>> Begin Data records

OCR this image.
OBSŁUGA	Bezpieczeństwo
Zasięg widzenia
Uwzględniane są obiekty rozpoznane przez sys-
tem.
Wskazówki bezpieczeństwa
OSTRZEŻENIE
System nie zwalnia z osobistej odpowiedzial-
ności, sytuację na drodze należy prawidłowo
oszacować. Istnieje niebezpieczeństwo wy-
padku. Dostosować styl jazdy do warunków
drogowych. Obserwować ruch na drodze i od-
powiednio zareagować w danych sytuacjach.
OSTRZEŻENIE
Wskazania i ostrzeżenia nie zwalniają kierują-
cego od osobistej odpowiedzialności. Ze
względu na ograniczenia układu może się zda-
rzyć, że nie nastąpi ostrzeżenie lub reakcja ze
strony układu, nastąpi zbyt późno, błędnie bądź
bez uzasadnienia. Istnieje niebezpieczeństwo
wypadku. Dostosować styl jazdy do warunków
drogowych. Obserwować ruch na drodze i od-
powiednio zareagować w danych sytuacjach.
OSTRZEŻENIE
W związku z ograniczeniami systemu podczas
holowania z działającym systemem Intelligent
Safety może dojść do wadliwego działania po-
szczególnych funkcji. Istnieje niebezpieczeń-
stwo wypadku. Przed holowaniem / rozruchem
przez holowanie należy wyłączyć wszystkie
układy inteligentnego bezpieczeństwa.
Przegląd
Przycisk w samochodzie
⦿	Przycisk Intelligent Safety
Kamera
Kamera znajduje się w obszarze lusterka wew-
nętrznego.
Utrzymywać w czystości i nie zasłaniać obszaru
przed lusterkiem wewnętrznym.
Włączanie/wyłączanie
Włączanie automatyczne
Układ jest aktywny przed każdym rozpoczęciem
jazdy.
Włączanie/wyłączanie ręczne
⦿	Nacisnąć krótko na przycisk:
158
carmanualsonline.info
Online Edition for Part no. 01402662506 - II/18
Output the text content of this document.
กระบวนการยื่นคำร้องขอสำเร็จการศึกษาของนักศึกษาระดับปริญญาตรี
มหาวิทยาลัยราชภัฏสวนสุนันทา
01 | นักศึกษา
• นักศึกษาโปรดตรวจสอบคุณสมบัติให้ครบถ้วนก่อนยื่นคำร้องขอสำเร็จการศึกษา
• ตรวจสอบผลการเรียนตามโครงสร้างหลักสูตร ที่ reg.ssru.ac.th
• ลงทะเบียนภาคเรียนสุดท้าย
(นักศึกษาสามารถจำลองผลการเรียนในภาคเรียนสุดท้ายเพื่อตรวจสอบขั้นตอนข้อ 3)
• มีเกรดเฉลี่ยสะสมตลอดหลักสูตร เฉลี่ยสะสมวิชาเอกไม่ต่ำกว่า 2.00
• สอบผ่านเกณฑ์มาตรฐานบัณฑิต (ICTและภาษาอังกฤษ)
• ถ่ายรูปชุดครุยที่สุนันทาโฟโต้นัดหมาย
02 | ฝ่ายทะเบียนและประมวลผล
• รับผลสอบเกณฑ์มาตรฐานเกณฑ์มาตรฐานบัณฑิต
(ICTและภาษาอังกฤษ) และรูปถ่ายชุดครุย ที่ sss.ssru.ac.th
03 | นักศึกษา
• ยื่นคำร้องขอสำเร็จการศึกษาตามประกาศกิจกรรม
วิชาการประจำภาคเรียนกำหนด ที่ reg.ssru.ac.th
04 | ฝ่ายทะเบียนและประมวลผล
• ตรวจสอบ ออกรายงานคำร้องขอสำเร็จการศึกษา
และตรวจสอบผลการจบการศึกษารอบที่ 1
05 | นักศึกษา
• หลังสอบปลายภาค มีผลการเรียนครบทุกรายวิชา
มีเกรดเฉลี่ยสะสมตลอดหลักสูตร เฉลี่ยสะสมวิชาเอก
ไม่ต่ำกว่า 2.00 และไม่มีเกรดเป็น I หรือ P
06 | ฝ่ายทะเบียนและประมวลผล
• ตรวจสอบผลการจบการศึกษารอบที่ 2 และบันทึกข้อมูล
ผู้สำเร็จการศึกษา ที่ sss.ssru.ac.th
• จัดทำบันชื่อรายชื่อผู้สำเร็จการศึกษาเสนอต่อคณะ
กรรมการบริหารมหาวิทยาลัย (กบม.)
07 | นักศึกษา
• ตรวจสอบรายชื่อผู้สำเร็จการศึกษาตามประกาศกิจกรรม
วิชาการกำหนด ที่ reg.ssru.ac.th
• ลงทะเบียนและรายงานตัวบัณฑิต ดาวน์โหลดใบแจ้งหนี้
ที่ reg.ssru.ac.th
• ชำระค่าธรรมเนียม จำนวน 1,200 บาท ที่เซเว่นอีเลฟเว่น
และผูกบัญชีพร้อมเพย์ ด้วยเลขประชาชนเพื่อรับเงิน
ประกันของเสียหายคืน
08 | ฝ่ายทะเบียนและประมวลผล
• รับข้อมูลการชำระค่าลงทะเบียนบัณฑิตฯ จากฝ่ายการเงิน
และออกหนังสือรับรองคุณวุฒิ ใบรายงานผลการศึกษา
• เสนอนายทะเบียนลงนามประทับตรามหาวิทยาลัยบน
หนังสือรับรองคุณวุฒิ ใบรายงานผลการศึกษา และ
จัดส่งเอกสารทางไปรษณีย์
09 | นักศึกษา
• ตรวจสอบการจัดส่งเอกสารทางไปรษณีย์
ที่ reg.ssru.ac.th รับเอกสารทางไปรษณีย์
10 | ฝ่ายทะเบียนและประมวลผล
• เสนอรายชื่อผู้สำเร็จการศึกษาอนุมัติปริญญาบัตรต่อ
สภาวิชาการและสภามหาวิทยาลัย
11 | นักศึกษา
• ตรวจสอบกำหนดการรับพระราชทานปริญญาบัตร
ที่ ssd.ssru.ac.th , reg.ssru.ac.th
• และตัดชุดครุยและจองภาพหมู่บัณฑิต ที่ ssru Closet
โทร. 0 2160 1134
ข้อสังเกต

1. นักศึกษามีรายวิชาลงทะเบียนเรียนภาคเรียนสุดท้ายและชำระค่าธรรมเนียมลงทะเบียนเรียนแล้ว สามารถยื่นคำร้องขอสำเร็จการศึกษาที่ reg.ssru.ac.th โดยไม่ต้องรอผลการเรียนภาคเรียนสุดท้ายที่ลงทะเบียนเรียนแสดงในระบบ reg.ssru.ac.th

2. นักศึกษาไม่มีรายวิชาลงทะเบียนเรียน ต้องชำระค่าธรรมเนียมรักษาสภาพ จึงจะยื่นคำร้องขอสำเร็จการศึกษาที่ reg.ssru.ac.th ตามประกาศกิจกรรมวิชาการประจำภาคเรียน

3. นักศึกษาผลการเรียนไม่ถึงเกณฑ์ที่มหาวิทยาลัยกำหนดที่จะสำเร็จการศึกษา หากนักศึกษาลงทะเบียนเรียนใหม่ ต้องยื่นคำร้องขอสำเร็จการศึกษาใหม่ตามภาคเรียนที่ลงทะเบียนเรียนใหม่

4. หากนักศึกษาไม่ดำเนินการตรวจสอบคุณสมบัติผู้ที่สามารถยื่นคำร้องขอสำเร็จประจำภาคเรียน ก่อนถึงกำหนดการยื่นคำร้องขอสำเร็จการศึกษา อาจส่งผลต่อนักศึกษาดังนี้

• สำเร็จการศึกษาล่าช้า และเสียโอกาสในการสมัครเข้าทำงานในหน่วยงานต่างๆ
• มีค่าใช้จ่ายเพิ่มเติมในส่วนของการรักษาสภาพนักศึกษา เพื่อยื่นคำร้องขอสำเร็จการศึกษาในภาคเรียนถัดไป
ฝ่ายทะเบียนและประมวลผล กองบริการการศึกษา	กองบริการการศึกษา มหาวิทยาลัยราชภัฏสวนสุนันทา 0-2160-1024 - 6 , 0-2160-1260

>> End Data records

» **Your instructions**:
Set down the material above again, word for word.

» **Exercise output**:
OCR this image.
OBSŁUGA	Bezpieczeństwo
Zasięg widzenia
Uwzględniane są obiekty rozpoznane przez sys-
tem.
Wskazówki bezpieczeństwa
OSTRZEŻENIE
System nie zwalnia z osobistej odpowiedzial-
ności, sytuację na drodze należy prawidłowo
oszacować. Istnieje niebezpieczeństwo wy-
padku. Dostosować styl jazdy do warunków
drogowych. Obserwować ruch na drodze i od-
powiednio zareagować w danych sytuacjach.
OSTRZEŻENIE
Wskazania i ostrzeżenia nie zwalniają kierują-
cego od osobistej odpowiedzialności. Ze
względu na ograniczenia układu może się zda-
rzyć, że nie nastąpi ostrzeżenie lub reakcja ze
strony układu, nastąpi zbyt późno, błędnie bądź
bez uzasadnienia. Istnieje niebezpieczeństwo
wypadku. Dostosować styl jazdy do warunków
drogowych. Obserwować ruch na drodze i od-
powiednio zareagować w danych sytuacjach.
OSTRZEŻENIE
W związku z ograniczeniami systemu podczas
holowania z działającym systemem Intelligent
Safety może dojść do wadliwego działania po-
szczególnych funkcji. Istnieje niebezpieczeń-
stwo wypadku. Przed holowaniem / rozruchem
przez holowanie należy wyłączyć wszystkie
układy inteligentnego bezpieczeństwa.
Przegląd
Przycisk w samochodzie
⦿	Przycisk Intelligent Safety
Kamera
Kamera znajduje się w obszarze lusterka wew-
nętrznego.
Utrzymywać w czystości i nie zasłaniać obszaru
przed lusterkiem wewnętrznym.
Włączanie/wyłączanie
Włączanie automatyczne
Układ jest aktywny przed każdym rozpoczęciem
jazdy.
Włączanie/wyłączanie ręczne
⦿	Nacisnąć krótko na przycisk:
158
carmanualsonline.info
Online Edition for Part no. 01402662506 - II/18
Output the text content of this document.
กระบวนการยื่นคำร้องขอสำเร็จการศึกษาของนักศึกษาระดับปริญญาตรี
มหาวิทยาลัยราชภัฏสวนสุนันทา
01 | นักศึกษา
• นักศึกษาโปรดตรวจสอบคุณสมบัติให้ครบถ้วนก่อนยื่นคำร้องขอสำเร็จการศึกษา
• ตรวจสอบผลการเรียนตามโครงสร้างหลักสูตร ที่ reg.ssru.ac.th
• ลงทะเบียนภาคเรียนสุดท้าย
(นักศึกษาสามารถจำลองผลการเรียนในภาคเรียนสุดท้ายเพื่อตรวจสอบขั้นตอนข้อ 3)
• มีเกรดเฉลี่ยสะสมตลอดหลักสูตร เฉลี่ยสะสมวิชาเอกไม่ต่ำกว่า 2.00
• สอบผ่านเกณฑ์มาตรฐานบัณฑิต (ICTและภาษาอังกฤษ)
• ถ่ายรูปชุดครุยที่สุนันทาโฟโต้นัดหมาย
02 | ฝ่ายทะเบียนและประมวลผล
• รับผลสอบเกณฑ์มาตรฐานเกณฑ์มาตรฐานบัณฑิต
(ICTและภาษาอังกฤษ) และรูปถ่ายชุดครุย ที่ sss.ssru.ac.th
03 | นักศึกษา
• ยื่นคำร้องขอสำเร็จการศึกษาตามประกาศกิจกรรม
วิชาการประจำภาคเรียนกำหนด ที่ reg.ssru.ac.th
04 | ฝ่ายทะเบียนและประมวลผล
• ตรวจสอบ ออกรายงานคำร้องขอสำเร็จการศึกษา
และตรวจสอบผลการจบการศึกษารอบที่ 1
05 | นักศึกษา
• หลังสอบปลายภาค มีผลการเรียนครบทุกรายวิชา
มีเกรดเฉลี่ยสะสมตลอดหลักสูตร เฉลี่ยสะสมวิชาเอก
ไม่ต่ำกว่า 2.00 และไม่มีเกรดเป็น I หรือ P
06 | ฝ่ายทะเบียนและประมวลผล
• ตรวจสอบผลการจบการศึกษารอบที่ 2 และบันทึกข้อมูล
ผู้สำเร็จการศึกษา ที่ sss.ssru.ac.th
• จัดทำบันชื่อรายชื่อผู้สำเร็จการศึกษาเสนอต่อคณะ
กรรมการบริหารมหาวิทยาลัย (กบม.)
07 | นักศึกษา
• ตรวจสอบรายชื่อผู้สำเร็จการศึกษาตามประกาศกิจกรรม
วิชาการกำหนด ที่ reg.ssru.ac.th
• ลงทะเบียนและรายงานตัวบัณฑิต ดาวน์โหลดใบแจ้งหนี้
ที่ reg.ssru.ac.th
• ชำระค่าธรรมเนียม จำนวน 1,200 บาท ที่เซเว่นอีเลฟเว่น
และผูกบัญชีพร้อมเพย์ ด้วยเลขประชาชนเพื่อรับเงิน
ประกันของเสียหายคืน
08 | ฝ่ายทะเบียนและประมวลผล
• รับข้อมูลการชำระค่าลงทะเบียนบัณฑิตฯ จากฝ่ายการเงิน
และออกหนังสือรับรองคุณวุฒิ ใบรายงานผลการศึกษา
• เสนอนายทะเบียนลงนามประทับตรามหาวิทยาลัยบน
หนังสือรับรองคุณวุฒิ ใบรายงานผลการศึกษา และ
จัดส่งเอกสารทางไปรษณีย์
09 | นักศึกษา
• ตรวจสอบการจัดส่งเอกสารทางไปรษณีย์
ที่ reg.ssru.ac.th รับเอกสารทางไปรษณีย์
10 | ฝ่ายทะเบียนและประมวลผล
• เสนอรายชื่อผู้สำเร็จการศึกษาอนุมัติปริญญาบัตรต่อ
สภาวิชาการและสภามหาวิทยาลัย
11 | นักศึกษา
• ตรวจสอบกำหนดการรับพระราชทานปริญญาบัตร
ที่ ssd.ssru.ac.th , reg.ssru.ac.th
• และตัดชุดครุยและจองภาพหมู่บัณฑิต ที่ ssru Closet
โทร. 0 2160 1134
ข้อสังเกต

1. นักศึกษามีรายวิชาลงทะเบียนเรียนภาคเรียนสุดท้ายและชำระค่าธรรมเนียมลงทะเบียนเรียนแล้ว สามารถยื่นคำร้องขอสำเร็จการศึกษาที่ reg.ssru.ac.th โดยไม่ต้องรอผลการเรียนภาคเรียนสุดท้ายที่ลงทะเบียนเรียนแสดงในระบบ reg.ssru.ac.th

2. นักศึกษาไม่มีรายวิชาลงทะเบียนเรียน ต้องชำระค่าธรรมเนียมรักษาสภาพ จึงจะยื่นคำร้องขอสำเร็จการศึกษาที่ reg.ssru.ac.th ตามประกาศกิจกรรมวิชาการประจำภาคเรียน

3. นักศึกษาผลการเรียนไม่ถึงเกณฑ์ที่มหาวิทยาลัยกำหนดที่จะสำเร็จการศึกษา หากนักศึกษาลงทะเบียนเรียนใหม่ ต้องยื่นคำร้องขอสำเร็จการศึกษาใหม่ตามภาคเรียนที่ลงทะเบียนเรียนใหม่

4. หากนักศึกษาไม่ดำเนินการตรวจสอบคุณสมบัติผู้ที่สามารถยื่นคำร้องขอสำเร็จประจำภาคเรียน ก่อนถึงกำหนดการยื่นคำร้องขอสำเร็จการศึกษา อาจส่งผลต่อนักศึกษาดังนี้

• สำเร็จการศึกษาล่าช้า และเสียโอกาสในการสมัครเข้าทำงานในหน่วยงานต่างๆ
• มีค่าใช้จ่ายเพิ่มเติมในส่วนของการรักษาสภาพนักศึกษา เพื่อยื่นคำร้องขอสำเร็จการศึกษาในภาคเรียนถัดไป
ฝ่ายทะเบียนและประมวลผล กองบริการการศึกษา	กองบริการการศึกษา มหาวิทยาลัยราชภัฏสวนสุนันทา 0-2160-1024 - 6 , 0-2160-1260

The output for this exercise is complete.